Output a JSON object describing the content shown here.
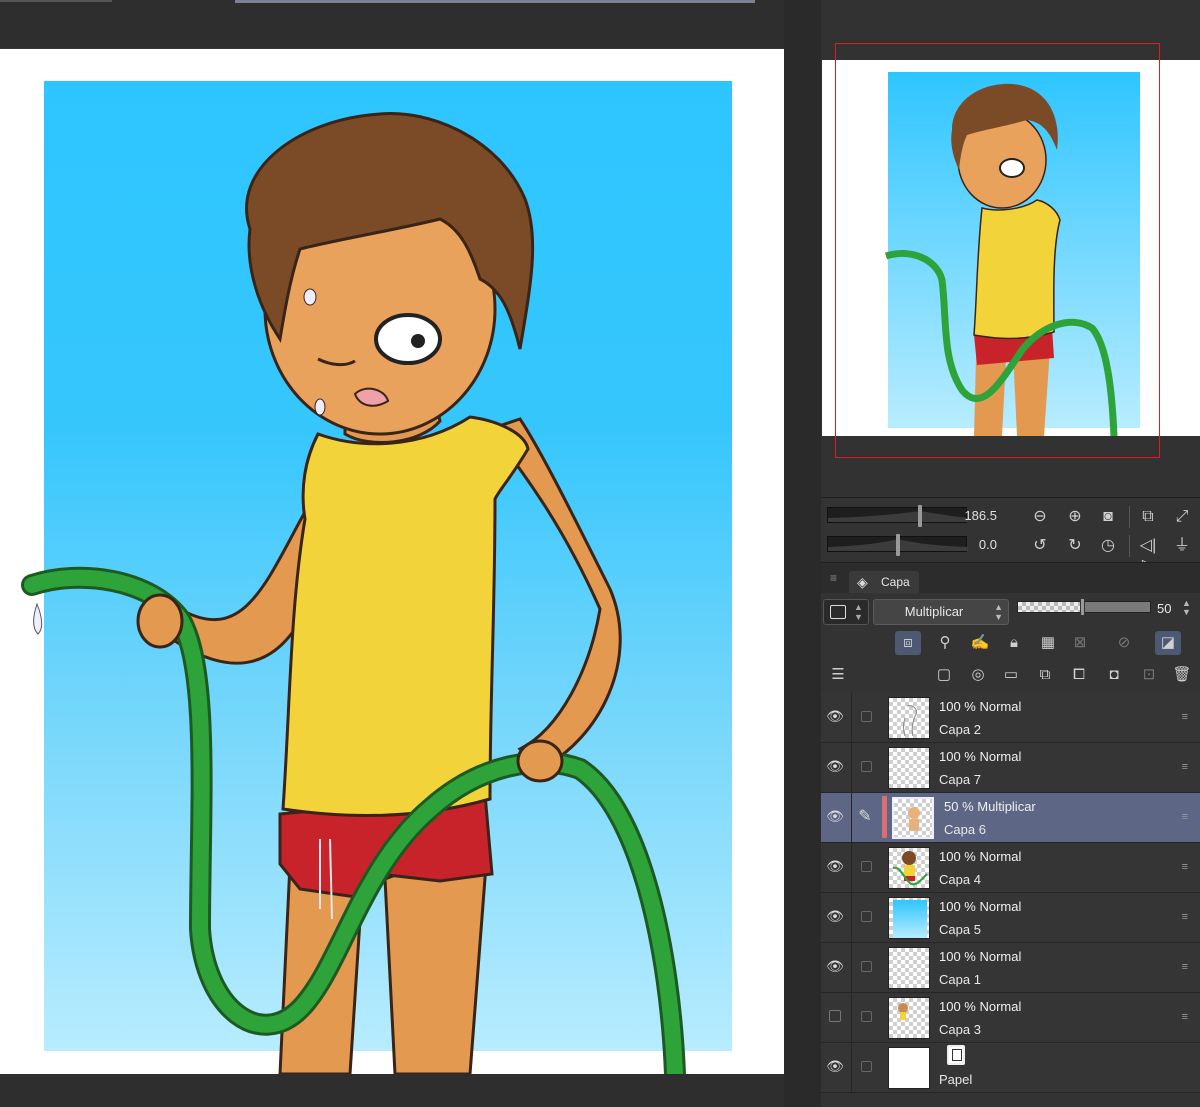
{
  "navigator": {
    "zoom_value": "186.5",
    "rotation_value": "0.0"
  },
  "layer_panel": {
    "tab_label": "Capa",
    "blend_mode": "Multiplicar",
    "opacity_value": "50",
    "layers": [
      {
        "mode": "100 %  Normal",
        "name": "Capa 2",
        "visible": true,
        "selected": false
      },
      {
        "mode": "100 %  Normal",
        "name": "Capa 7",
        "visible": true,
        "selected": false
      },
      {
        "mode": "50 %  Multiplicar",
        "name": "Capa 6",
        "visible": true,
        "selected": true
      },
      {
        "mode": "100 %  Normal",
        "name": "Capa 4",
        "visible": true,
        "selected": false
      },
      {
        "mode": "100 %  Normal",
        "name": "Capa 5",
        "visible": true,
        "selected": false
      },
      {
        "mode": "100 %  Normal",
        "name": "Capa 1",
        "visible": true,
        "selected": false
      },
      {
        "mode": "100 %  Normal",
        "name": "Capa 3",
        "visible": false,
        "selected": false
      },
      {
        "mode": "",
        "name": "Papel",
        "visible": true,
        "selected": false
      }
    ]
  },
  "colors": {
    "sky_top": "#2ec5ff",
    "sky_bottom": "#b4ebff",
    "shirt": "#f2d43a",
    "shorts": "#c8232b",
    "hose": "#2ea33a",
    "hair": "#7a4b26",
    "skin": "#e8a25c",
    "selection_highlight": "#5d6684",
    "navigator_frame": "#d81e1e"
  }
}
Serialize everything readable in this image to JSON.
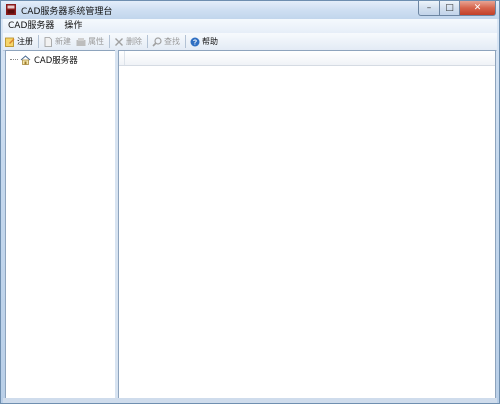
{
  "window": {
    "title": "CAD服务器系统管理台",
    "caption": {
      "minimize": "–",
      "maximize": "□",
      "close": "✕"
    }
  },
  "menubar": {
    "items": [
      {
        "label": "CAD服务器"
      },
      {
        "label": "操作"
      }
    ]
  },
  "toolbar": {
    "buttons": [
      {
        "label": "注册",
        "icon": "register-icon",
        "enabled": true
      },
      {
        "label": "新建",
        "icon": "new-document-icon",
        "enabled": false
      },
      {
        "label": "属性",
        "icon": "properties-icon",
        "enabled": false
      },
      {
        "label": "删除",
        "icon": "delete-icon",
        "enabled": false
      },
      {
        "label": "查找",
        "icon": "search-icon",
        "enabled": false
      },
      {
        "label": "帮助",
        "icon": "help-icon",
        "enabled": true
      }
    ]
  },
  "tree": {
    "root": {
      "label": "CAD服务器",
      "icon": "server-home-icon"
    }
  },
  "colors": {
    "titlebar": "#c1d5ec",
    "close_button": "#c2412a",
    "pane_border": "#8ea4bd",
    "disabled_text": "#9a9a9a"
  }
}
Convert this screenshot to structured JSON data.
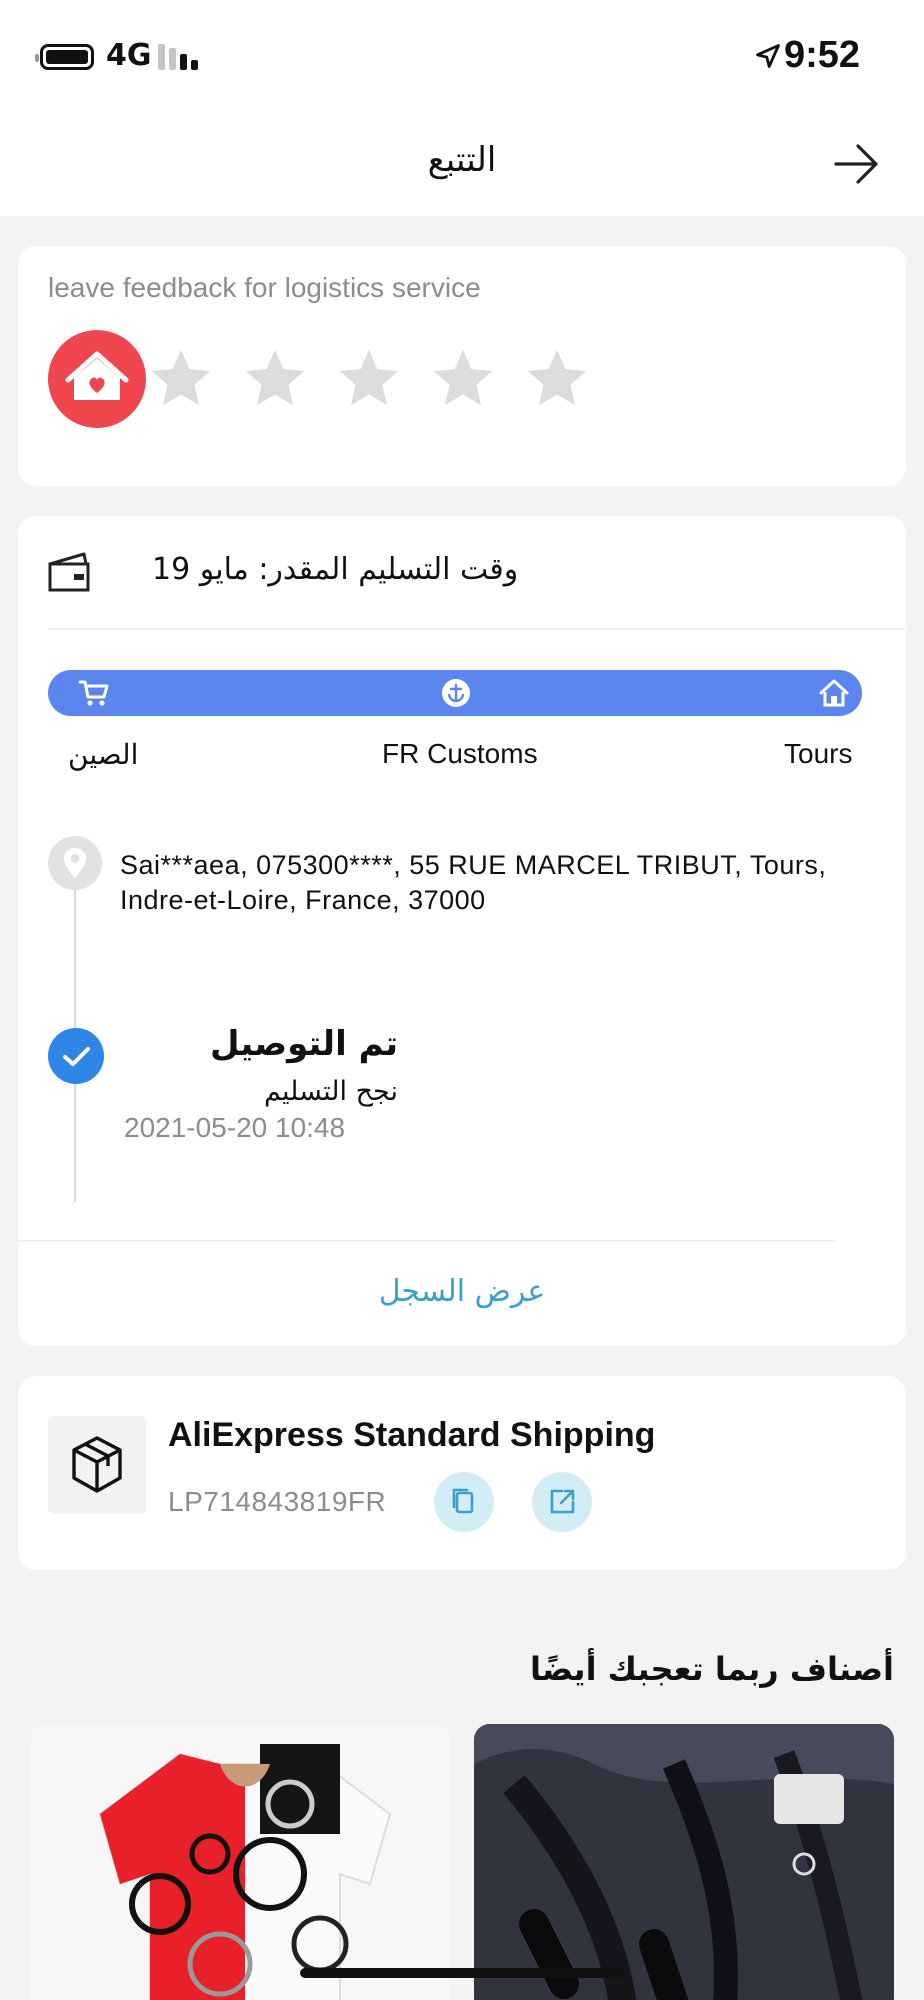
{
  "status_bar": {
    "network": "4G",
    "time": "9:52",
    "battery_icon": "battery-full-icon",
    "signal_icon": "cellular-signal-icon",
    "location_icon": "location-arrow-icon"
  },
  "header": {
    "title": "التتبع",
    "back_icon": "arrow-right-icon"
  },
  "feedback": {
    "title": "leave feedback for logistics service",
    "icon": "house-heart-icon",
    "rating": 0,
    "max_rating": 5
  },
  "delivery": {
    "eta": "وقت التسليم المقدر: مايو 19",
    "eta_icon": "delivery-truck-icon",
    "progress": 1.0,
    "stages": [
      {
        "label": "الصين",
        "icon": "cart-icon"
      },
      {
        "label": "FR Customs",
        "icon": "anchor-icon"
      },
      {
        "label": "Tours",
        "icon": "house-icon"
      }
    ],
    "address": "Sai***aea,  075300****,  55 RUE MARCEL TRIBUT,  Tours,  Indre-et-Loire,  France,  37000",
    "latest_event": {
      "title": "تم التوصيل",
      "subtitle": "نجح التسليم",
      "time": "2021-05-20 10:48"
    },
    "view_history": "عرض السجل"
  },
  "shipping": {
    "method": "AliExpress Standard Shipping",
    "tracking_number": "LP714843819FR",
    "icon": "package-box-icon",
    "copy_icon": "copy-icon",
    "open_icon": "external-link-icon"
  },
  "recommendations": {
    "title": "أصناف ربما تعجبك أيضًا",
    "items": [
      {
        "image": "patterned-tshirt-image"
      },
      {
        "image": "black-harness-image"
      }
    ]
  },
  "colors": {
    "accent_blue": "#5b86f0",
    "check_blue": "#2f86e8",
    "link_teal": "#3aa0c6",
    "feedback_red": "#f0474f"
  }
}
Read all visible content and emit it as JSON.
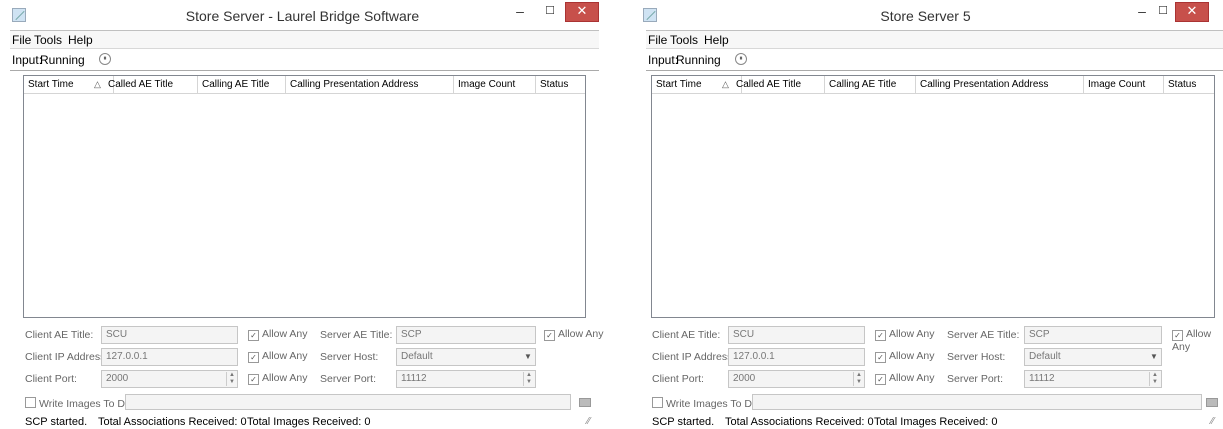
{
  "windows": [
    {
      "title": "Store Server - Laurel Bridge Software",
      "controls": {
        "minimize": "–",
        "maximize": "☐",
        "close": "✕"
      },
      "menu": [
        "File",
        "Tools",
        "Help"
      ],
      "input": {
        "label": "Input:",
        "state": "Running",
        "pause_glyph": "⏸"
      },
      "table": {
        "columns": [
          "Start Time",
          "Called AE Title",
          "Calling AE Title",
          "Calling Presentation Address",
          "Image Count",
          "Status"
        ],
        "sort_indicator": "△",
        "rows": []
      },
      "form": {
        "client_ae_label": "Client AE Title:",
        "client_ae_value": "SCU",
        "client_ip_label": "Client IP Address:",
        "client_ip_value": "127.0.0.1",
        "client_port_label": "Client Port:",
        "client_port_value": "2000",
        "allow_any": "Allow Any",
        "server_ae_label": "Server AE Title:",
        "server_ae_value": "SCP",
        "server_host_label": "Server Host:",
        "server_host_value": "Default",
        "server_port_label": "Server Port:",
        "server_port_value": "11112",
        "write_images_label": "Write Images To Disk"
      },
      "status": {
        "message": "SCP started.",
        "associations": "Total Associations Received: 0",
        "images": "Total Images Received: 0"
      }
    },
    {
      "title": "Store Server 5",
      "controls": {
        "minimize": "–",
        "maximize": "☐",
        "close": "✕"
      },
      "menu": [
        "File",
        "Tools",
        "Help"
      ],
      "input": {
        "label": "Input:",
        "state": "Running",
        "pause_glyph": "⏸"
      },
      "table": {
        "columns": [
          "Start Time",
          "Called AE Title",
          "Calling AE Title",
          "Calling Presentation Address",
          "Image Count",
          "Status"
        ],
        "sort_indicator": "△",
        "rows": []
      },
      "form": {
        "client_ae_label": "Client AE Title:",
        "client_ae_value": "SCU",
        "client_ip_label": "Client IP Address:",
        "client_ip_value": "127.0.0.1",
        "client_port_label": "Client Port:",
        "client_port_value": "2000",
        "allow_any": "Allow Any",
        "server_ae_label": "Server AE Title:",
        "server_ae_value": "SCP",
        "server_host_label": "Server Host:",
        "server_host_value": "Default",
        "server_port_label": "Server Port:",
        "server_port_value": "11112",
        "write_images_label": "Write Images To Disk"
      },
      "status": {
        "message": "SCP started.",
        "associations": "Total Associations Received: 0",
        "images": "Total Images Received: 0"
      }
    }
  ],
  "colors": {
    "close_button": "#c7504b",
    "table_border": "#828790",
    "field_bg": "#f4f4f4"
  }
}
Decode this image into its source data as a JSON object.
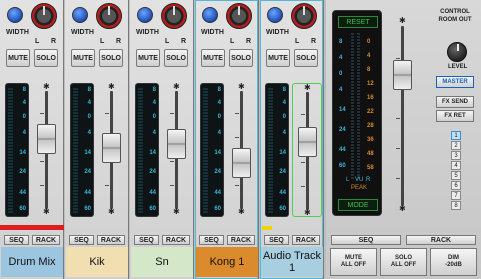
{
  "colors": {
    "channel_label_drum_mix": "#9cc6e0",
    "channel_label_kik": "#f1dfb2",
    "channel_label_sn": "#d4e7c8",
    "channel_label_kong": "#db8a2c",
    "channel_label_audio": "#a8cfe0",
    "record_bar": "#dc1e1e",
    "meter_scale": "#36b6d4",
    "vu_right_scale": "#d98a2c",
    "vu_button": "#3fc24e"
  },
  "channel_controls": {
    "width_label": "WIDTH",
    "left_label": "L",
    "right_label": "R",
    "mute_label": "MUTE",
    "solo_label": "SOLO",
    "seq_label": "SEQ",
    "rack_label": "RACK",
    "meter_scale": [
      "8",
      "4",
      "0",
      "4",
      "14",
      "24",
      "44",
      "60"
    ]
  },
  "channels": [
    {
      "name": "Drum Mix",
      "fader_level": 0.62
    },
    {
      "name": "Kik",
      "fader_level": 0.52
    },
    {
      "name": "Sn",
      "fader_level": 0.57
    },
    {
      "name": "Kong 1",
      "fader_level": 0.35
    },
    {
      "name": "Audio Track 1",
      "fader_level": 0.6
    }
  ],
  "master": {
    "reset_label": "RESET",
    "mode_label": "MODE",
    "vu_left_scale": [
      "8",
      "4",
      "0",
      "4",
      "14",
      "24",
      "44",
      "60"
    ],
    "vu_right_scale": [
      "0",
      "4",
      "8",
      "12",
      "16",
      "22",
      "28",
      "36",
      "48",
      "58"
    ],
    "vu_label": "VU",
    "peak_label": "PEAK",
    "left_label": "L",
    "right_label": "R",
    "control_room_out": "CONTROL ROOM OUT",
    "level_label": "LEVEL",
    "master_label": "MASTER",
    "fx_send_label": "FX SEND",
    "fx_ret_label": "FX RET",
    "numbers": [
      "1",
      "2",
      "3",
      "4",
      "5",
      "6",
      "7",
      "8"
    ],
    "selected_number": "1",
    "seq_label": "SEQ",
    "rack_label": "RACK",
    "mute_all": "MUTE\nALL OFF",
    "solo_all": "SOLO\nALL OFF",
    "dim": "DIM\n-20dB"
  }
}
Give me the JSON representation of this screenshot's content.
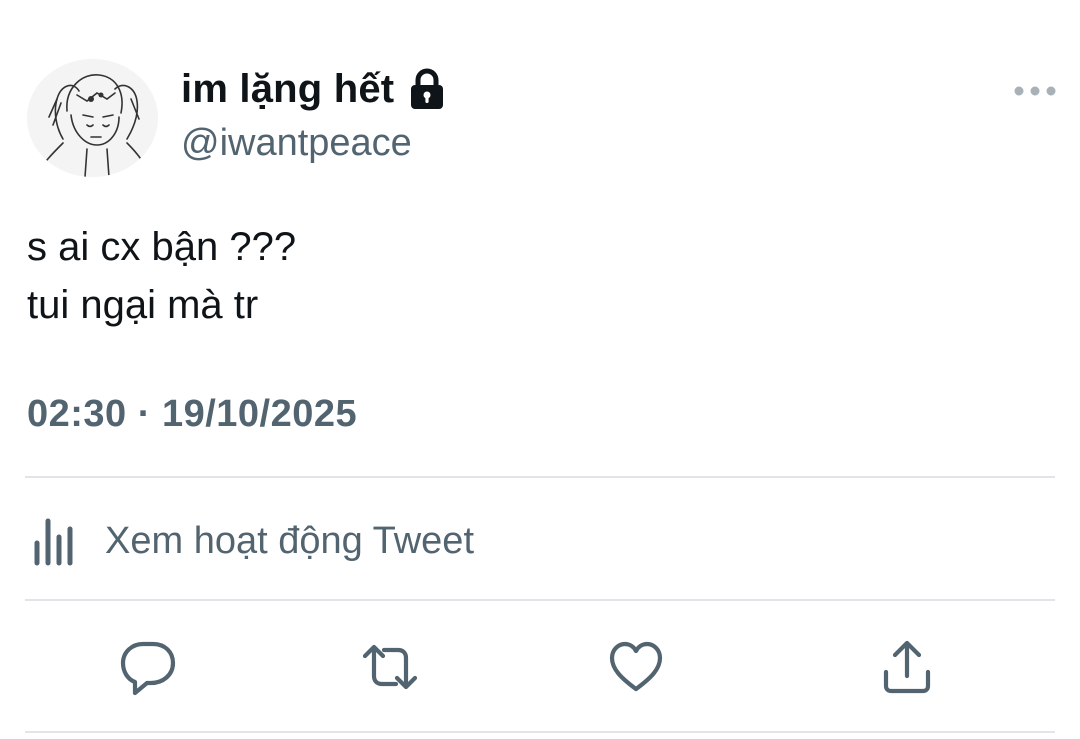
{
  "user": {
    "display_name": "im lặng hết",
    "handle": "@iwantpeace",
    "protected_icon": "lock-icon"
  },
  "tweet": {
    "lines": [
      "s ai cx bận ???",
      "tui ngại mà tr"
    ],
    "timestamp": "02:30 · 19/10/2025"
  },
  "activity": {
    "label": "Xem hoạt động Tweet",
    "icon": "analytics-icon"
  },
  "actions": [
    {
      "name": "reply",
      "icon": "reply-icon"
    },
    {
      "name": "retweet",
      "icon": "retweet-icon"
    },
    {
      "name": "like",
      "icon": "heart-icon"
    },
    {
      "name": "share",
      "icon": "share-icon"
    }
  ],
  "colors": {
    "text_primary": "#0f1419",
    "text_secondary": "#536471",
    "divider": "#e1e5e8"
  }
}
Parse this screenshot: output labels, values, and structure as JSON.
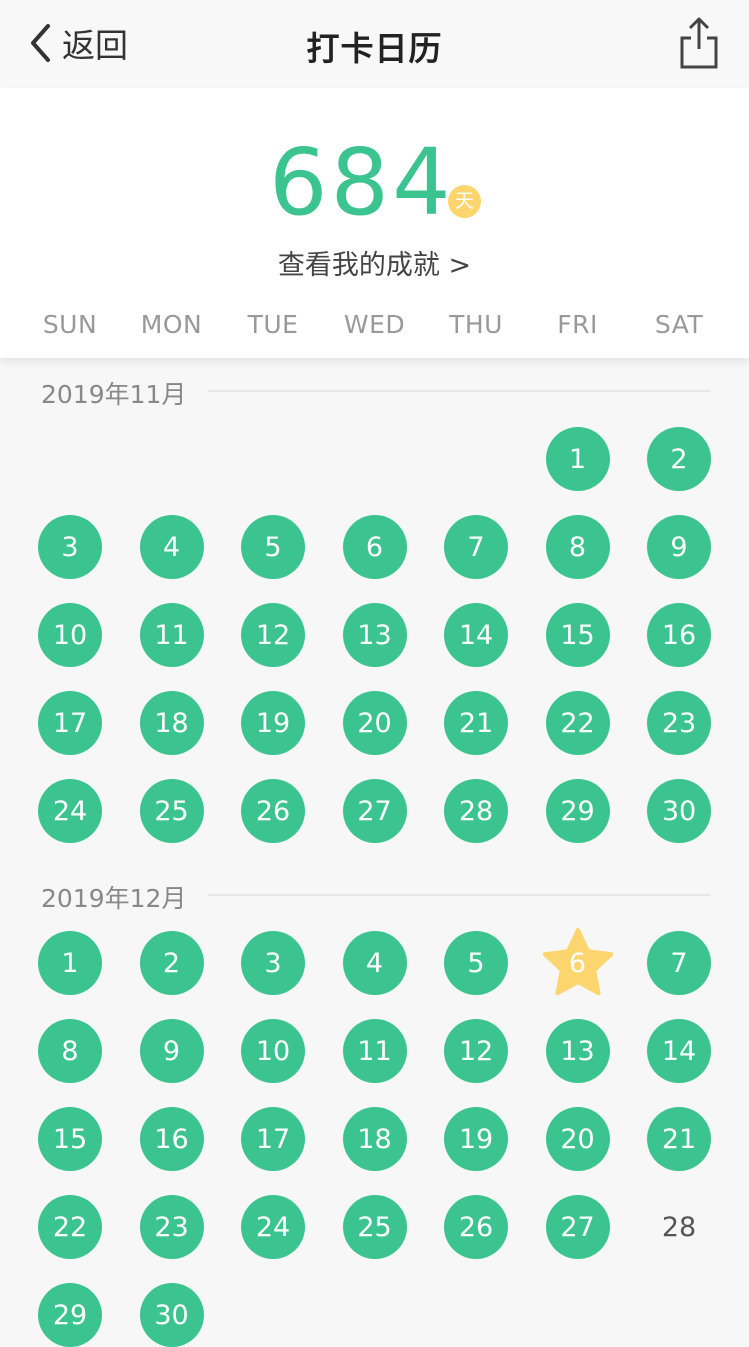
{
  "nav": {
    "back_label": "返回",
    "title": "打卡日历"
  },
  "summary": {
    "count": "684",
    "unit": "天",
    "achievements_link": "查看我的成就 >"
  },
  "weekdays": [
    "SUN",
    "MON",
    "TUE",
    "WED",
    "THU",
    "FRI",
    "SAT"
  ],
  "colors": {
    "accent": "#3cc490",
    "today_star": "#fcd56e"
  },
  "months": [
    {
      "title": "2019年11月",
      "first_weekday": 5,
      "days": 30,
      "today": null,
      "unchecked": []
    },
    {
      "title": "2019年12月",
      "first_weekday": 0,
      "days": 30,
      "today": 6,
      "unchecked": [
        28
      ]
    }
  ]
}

........

— Written request —
Show every line of the records above that contains the word "screenshot".

— Problem solution —
Convert this screenshot to structured JSON data.
Give me the JSON representation of this screenshot's content.
Parse this screenshot: output labels, values, and structure as JSON.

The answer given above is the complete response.